* Start TEXT EXCERPT *
How can I get 2nd digit of a number manually

Question

#include <stdio.h>

int main(int argc, char *argv[]) {
    int n = 234;

    // Gets first digit
    int digit = n / 100;
    putchar('0' + digit);

    // gets 3rd digit
    digit = n % 10;
    putchar('0' + digit);


}

How can I get "3" aka 2nd digit?

Also If the n was something like 245836 how could I extract each digit one by one?

Answer 1

As an expansion on the answer you already got: In general, you can get the ith digit from the right with:

int digit = (n / (int) pow(10, i)) % 10;

where i is a zero-based index. You can get the index of the most significant digit with i = log10(n) and loop your way down to 0. pow and log10 are floating-point functions, which should be used carefully in integer calculations.

Alternatively, you can get at the powers of 10 in decreasing order by sequential division by 10 of an initial value d, which also must be a power of 10. You can find this value d by repeatedly multiplying 1 with 10 until the next multiplication would exceed your number.

Here's a simple program that prints all digits of a positive integer in order:

#include <stdio.h>

int main(int argc, char *argv[])
{
    unsigned int n = 0;
    unsigned int d = 1;
    
    while (d <= n / 10) d *= 10;
    
    while (d) {
        unsigned int digit = (n / d) % 10;

        putchar('0' + digit);
        d /= 10;
    }
    
    putchar('\n');    
    return 0;
}

The example uses unsigned int, because it works only with non-negative numbers.

Answer 2

This is a simple program to print a digit in tenth position.

import java.util.*;
public class Main{

     public static void main(String []args){
         int n;
         Scanner sc=new Scanner(System.in);
         n=sc.nextInt();
         if(n>0)
         {
             n=n%100;
             n=n/10;
         }
        System.out.println(n);
     }
}
* End TEXT EXCERPT *
* Start RECORDED DATA *
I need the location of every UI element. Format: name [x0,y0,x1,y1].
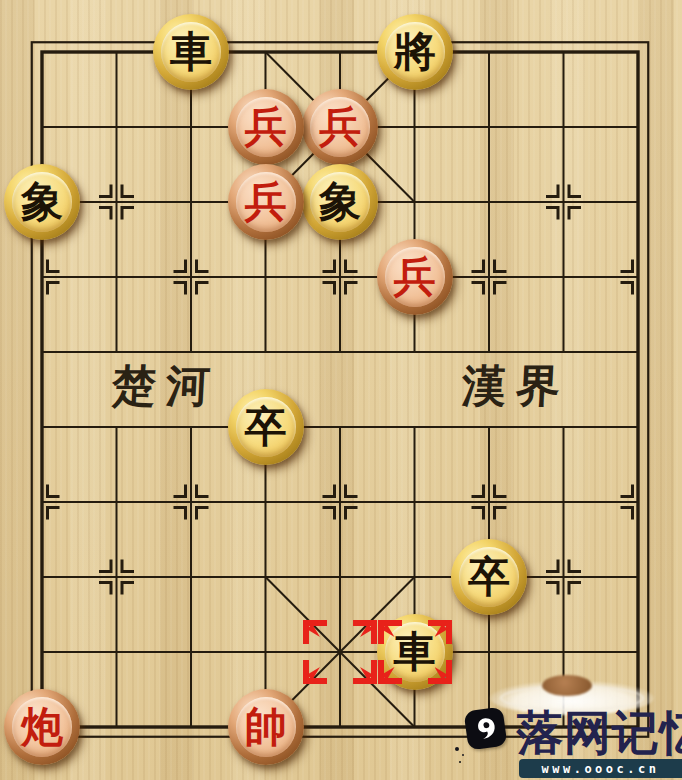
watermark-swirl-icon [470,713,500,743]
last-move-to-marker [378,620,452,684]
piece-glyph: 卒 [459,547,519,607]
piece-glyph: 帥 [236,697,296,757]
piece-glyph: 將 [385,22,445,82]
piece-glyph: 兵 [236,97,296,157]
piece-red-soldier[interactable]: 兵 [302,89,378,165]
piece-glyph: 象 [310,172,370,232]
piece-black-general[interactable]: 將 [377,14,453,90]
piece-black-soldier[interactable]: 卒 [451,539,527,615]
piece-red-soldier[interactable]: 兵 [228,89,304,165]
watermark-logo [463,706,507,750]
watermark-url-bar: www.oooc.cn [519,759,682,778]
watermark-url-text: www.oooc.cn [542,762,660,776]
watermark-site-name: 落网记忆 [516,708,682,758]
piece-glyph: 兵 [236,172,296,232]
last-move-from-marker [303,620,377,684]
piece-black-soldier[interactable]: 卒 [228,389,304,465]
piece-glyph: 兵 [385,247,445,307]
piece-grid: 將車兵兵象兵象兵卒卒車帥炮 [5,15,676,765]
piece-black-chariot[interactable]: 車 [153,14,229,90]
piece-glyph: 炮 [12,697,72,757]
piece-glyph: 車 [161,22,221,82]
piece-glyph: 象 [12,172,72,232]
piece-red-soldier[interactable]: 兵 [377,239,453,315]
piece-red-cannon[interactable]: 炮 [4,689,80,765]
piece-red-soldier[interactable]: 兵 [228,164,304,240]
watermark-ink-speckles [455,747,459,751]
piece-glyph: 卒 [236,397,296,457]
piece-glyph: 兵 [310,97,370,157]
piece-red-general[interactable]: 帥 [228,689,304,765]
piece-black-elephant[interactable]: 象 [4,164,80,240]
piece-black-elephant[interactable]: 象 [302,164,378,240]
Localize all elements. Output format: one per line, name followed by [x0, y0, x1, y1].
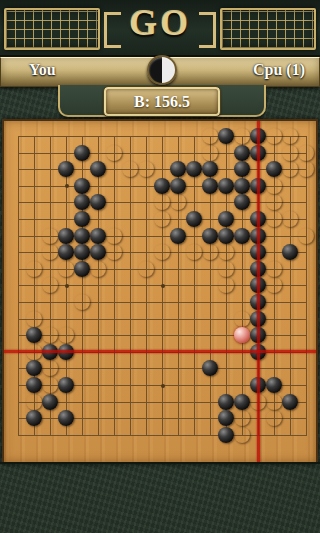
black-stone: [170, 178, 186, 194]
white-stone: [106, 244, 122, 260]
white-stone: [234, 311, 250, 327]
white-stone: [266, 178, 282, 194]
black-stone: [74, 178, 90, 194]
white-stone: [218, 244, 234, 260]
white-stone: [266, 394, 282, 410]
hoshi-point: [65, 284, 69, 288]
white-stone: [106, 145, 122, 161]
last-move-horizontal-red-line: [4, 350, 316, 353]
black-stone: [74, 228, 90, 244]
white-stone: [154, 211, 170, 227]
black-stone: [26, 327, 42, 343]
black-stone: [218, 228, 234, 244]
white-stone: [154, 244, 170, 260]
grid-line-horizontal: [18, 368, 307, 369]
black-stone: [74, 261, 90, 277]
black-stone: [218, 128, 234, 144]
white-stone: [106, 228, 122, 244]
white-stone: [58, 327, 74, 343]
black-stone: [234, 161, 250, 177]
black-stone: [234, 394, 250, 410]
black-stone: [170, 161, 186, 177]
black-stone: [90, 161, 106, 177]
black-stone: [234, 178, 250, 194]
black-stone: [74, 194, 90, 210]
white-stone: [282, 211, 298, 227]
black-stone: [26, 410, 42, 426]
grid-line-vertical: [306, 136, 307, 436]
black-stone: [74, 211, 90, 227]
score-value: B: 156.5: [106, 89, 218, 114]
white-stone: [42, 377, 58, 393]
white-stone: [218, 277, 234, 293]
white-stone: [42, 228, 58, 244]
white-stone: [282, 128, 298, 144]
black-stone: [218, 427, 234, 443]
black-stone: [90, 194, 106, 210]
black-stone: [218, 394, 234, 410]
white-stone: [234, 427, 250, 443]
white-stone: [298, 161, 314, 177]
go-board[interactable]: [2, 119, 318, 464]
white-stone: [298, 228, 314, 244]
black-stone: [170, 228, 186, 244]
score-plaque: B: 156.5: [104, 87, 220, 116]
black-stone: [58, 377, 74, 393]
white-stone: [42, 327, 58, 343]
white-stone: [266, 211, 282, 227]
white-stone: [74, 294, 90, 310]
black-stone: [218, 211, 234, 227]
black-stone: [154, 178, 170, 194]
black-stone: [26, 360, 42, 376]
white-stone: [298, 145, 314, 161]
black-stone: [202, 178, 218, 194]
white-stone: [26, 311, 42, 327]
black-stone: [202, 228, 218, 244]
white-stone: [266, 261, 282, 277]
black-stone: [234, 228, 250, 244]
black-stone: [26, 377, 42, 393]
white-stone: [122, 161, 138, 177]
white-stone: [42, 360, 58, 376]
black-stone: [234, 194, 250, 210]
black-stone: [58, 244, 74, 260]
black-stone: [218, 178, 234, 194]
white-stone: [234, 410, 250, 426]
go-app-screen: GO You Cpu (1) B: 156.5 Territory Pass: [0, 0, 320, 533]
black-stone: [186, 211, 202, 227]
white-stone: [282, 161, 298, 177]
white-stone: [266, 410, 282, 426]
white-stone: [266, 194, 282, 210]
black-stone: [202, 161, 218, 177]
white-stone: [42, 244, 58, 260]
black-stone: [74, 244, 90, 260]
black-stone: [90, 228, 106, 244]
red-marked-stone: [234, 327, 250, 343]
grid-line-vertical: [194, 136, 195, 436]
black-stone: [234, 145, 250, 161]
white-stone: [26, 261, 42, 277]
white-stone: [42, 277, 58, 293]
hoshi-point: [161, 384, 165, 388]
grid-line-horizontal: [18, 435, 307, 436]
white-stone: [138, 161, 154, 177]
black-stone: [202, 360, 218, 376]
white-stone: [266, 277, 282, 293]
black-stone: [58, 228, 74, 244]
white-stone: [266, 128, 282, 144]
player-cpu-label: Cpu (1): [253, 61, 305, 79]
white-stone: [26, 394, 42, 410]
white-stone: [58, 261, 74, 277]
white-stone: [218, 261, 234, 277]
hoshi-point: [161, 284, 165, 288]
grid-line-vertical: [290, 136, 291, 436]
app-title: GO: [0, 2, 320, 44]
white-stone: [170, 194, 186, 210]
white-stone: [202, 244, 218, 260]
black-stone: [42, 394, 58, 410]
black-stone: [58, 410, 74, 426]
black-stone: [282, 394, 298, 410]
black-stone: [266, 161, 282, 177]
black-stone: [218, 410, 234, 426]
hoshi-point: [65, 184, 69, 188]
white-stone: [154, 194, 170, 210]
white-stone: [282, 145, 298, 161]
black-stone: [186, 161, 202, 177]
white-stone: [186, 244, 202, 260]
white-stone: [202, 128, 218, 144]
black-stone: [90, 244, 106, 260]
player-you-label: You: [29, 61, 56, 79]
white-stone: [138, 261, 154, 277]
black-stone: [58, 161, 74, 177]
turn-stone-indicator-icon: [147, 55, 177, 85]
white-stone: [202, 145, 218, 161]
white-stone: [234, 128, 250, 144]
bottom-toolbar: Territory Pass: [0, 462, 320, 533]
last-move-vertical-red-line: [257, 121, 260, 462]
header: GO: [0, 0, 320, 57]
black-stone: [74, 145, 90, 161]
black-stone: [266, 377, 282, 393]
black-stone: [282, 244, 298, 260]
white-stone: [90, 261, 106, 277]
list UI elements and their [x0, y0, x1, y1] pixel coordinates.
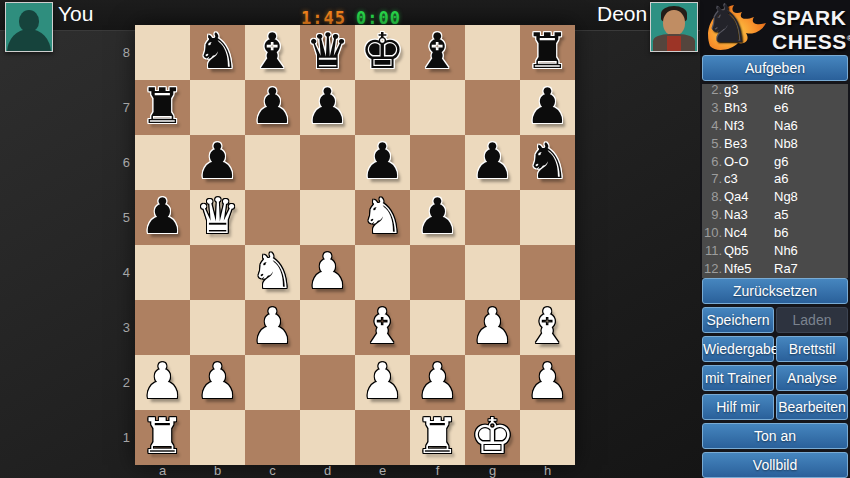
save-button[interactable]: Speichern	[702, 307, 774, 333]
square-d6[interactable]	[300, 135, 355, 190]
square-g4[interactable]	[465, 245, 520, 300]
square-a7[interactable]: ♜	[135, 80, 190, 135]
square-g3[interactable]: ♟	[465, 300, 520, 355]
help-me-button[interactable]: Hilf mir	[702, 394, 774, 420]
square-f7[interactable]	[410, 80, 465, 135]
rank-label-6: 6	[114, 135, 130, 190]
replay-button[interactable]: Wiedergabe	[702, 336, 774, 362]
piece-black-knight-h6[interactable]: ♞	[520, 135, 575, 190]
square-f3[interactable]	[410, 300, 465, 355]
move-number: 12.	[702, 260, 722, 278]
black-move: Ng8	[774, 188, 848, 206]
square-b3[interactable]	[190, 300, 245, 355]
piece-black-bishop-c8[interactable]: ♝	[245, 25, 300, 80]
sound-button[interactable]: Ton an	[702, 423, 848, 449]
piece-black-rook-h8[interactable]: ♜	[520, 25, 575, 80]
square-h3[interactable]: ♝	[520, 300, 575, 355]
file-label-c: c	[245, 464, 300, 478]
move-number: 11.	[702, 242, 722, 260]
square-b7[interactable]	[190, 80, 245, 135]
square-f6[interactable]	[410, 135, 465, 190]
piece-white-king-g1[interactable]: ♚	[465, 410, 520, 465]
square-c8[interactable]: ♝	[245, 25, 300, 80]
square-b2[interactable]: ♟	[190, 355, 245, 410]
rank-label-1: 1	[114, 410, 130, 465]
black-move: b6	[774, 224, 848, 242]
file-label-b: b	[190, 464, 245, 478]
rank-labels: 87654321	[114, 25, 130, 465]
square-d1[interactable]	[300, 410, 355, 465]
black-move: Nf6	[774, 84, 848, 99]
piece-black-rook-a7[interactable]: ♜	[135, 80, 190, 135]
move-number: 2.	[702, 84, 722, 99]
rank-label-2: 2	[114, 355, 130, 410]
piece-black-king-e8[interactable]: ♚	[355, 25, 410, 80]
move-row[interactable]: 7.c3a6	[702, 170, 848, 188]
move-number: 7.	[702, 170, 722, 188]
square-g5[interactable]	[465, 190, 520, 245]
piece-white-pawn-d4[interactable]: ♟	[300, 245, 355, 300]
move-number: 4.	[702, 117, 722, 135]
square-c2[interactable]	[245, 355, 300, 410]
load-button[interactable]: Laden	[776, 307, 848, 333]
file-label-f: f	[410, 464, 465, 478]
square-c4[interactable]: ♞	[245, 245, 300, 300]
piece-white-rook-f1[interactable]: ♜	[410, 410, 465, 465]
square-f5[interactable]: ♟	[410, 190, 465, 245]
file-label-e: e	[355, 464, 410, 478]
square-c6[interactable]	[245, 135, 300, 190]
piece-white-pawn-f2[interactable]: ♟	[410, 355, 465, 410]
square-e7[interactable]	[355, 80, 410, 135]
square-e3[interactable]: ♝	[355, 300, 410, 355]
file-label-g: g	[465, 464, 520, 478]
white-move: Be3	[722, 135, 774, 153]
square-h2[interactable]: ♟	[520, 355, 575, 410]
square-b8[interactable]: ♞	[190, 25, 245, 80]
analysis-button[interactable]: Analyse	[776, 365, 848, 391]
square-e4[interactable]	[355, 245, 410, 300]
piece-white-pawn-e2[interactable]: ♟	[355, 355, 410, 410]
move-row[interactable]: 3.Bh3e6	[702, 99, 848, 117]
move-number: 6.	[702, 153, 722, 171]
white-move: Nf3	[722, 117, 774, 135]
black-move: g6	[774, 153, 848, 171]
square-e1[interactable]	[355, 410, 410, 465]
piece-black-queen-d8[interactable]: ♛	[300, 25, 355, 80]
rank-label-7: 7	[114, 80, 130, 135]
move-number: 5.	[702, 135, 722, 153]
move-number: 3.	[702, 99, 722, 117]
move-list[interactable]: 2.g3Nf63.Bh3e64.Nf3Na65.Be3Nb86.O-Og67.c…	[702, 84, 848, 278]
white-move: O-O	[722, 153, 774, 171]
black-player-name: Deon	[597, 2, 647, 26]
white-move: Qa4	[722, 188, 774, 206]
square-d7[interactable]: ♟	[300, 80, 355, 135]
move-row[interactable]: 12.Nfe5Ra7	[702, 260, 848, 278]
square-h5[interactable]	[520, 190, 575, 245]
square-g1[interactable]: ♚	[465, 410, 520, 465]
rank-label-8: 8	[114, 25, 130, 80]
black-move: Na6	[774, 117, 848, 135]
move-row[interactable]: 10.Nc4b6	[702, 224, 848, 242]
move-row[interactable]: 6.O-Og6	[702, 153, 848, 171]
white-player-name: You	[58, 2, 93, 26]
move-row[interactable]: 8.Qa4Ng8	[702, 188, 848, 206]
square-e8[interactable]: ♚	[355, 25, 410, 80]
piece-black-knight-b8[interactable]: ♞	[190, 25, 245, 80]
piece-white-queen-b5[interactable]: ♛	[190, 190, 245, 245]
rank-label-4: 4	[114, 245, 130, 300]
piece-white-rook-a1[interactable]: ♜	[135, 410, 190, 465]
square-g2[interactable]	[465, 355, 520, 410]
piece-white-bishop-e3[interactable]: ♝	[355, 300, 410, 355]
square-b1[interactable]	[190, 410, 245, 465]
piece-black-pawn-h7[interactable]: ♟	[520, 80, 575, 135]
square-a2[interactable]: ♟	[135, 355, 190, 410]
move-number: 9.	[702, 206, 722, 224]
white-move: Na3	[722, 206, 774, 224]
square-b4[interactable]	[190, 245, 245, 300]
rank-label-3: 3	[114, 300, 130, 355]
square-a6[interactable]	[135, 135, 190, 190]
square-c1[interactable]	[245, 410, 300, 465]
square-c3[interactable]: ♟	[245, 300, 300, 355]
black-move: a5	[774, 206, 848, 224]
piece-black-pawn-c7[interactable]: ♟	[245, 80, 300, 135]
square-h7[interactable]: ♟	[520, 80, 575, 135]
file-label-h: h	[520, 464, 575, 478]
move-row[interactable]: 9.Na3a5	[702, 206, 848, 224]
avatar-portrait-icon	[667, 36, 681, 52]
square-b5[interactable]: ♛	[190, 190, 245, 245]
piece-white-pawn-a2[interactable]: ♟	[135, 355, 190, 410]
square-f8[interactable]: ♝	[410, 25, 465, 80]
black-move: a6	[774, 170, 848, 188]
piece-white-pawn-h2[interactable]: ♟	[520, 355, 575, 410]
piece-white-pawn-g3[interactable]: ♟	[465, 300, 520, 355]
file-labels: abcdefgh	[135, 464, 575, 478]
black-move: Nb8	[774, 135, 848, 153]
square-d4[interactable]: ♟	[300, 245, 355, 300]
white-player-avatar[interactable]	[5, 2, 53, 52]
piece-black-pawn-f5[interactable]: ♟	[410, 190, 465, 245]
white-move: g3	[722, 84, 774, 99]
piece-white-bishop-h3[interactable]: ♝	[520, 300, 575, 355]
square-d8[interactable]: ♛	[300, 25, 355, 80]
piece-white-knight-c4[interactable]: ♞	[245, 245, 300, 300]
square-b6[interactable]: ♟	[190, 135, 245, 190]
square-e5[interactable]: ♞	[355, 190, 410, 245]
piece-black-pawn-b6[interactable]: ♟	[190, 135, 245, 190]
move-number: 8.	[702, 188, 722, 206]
* End RECORDED DATA *
EXERCISE SET:
**A.** Answer these questions from the digit-extraction thread:
(i) What value is n given in the code posted with the question?
(ii) What kind of functions does Answer 1 call pow and log10?
(iii) What does Answer 2 say its program prints?
**B.** Does each statement agree with the digit-extraction thread? Give yes or no and quote the words that decide it.
(i) In Answer 1's general formula, i is a zero-based index.
(ii) The example program in Answer 1 handles negative numbers.
(iii) Answer 1 says the value d is found by repeatedly dividing the number by 10.
Answer using only the digit-extraction thread, not the records.

THE RESPONSES:
**A.**
(i) 234
(ii) Floating-point functions
(iii) A digit in tenth position

**B.**
(i) Yes: "where i is a zero-based index"
(ii) No: "The example uses unsigned int, because it works only with non-negative numbers."
(iii) No: "You can find this value d by repeatedly multiplying 1 with 10 until the next multiplication would exceed your number."